Problem requirements — Transcribe the full listing below exactly.

Data listing
- - - -
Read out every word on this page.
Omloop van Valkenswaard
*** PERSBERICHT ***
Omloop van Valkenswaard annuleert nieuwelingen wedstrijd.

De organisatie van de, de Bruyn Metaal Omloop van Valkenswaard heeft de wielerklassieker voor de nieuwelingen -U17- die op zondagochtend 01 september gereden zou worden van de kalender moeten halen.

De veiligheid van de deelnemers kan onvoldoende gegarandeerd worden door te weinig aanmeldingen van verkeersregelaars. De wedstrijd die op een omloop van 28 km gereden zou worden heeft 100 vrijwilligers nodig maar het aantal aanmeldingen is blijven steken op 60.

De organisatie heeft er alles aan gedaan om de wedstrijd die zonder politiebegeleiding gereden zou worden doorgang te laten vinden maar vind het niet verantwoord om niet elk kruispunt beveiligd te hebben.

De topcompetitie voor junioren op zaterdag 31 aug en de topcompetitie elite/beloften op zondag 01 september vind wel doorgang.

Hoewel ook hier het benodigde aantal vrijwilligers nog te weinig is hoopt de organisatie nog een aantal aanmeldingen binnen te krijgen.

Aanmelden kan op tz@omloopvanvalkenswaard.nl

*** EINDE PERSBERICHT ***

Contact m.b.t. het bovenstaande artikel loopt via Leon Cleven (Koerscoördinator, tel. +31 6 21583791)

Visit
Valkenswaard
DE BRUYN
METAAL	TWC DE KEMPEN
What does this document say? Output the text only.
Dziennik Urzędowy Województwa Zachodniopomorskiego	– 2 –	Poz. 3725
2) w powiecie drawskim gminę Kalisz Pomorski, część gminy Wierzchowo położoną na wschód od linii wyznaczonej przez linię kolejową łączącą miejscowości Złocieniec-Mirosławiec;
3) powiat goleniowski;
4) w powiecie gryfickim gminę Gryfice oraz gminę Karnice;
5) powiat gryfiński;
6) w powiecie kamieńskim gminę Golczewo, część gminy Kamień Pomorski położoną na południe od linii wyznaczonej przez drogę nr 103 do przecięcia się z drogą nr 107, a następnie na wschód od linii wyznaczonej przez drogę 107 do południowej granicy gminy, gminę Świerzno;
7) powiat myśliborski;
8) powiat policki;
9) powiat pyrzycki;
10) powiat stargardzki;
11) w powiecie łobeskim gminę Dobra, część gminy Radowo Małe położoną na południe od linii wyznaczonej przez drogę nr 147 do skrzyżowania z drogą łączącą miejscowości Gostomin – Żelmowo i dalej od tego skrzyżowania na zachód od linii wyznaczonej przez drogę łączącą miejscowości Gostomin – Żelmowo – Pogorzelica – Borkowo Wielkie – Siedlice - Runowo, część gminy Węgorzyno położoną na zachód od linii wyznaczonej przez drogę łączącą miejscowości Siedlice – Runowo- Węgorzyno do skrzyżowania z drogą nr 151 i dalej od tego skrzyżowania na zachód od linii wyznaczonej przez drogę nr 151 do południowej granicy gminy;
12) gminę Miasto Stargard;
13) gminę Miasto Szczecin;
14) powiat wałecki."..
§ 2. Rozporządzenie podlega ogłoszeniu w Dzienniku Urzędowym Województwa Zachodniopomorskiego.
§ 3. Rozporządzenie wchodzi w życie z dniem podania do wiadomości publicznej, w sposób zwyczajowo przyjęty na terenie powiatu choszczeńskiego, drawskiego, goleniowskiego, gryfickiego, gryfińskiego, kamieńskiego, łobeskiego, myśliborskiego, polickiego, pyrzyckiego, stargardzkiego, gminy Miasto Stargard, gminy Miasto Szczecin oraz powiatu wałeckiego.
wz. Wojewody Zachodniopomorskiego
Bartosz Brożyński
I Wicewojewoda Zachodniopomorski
- - - -
Final answer —
Read out every word on this page.
Omloop van Valkenswaard
*** PERSBERICHT ***
Omloop van Valkenswaard annuleert nieuwelingen wedstrijd.

De organisatie van de, de Bruyn Metaal Omloop van Valkenswaard heeft de wielerklassieker voor de nieuwelingen -U17- die op zondagochtend 01 september gereden zou worden van de kalender moeten halen.

De veiligheid van de deelnemers kan onvoldoende gegarandeerd worden door te weinig aanmeldingen van verkeersregelaars. De wedstrijd die op een omloop van 28 km gereden zou worden heeft 100 vrijwilligers nodig maar het aantal aanmeldingen is blijven steken op 60.

De organisatie heeft er alles aan gedaan om de wedstrijd die zonder politiebegeleiding gereden zou worden doorgang te laten vinden maar vind het niet verantwoord om niet elk kruispunt beveiligd te hebben.

De topcompetitie voor junioren op zaterdag 31 aug en de topcompetitie elite/beloften op zondag 01 september vind wel doorgang.

Hoewel ook hier het benodigde aantal vrijwilligers nog te weinig is hoopt de organisatie nog een aantal aanmeldingen binnen te krijgen.

Aanmelden kan op tz@omloopvanvalkenswaard.nl

*** EINDE PERSBERICHT ***

Contact m.b.t. het bovenstaande artikel loopt via Leon Cleven (Koerscoördinator, tel. +31 6 21583791)

Visit
Valkenswaard
DE BRUYN
METAAL	TWC DE KEMPEN
What does this document say? Output the text only.
Dziennik Urzędowy Województwa Zachodniopomorskiego	– 2 –	Poz. 3725
2) w powiecie drawskim gminę Kalisz Pomorski, część gminy Wierzchowo położoną na wschód od linii wyznaczonej przez linię kolejową łączącą miejscowości Złocieniec-Mirosławiec;
3) powiat goleniowski;
4) w powiecie gryfickim gminę Gryfice oraz gminę Karnice;
5) powiat gryfiński;
6) w powiecie kamieńskim gminę Golczewo, część gminy Kamień Pomorski położoną na południe od linii wyznaczonej przez drogę nr 103 do przecięcia się z drogą nr 107, a następnie na wschód od linii wyznaczonej przez drogę 107 do południowej granicy gminy, gminę Świerzno;
7) powiat myśliborski;
8) powiat policki;
9) powiat pyrzycki;
10) powiat stargardzki;
11) w powiecie łobeskim gminę Dobra, część gminy Radowo Małe położoną na południe od linii wyznaczonej przez drogę nr 147 do skrzyżowania z drogą łączącą miejscowości Gostomin – Żelmowo i dalej od tego skrzyżowania na zachód od linii wyznaczonej przez drogę łączącą miejscowości Gostomin – Żelmowo – Pogorzelica – Borkowo Wielkie – Siedlice - Runowo, część gminy Węgorzyno położoną na zachód od linii wyznaczonej przez drogę łączącą miejscowości Siedlice – Runowo- Węgorzyno do skrzyżowania z drogą nr 151 i dalej od tego skrzyżowania na zachód od linii wyznaczonej przez drogę nr 151 do południowej granicy gminy;
12) gminę Miasto Stargard;
13) gminę Miasto Szczecin;
14) powiat wałecki."..
§ 2. Rozporządzenie podlega ogłoszeniu w Dzienniku Urzędowym Województwa Zachodniopomorskiego.
§ 3. Rozporządzenie wchodzi w życie z dniem podania do wiadomości publicznej, w sposób zwyczajowo przyjęty na terenie powiatu choszczeńskiego, drawskiego, goleniowskiego, gryfickiego, gryfińskiego, kamieńskiego, łobeskiego, myśliborskiego, polickiego, pyrzyckiego, stargardzkiego, gminy Miasto Stargard, gminy Miasto Szczecin oraz powiatu wałeckiego.
wz. Wojewody Zachodniopomorskiego
Bartosz Brożyński
I Wicewojewoda Zachodniopomorski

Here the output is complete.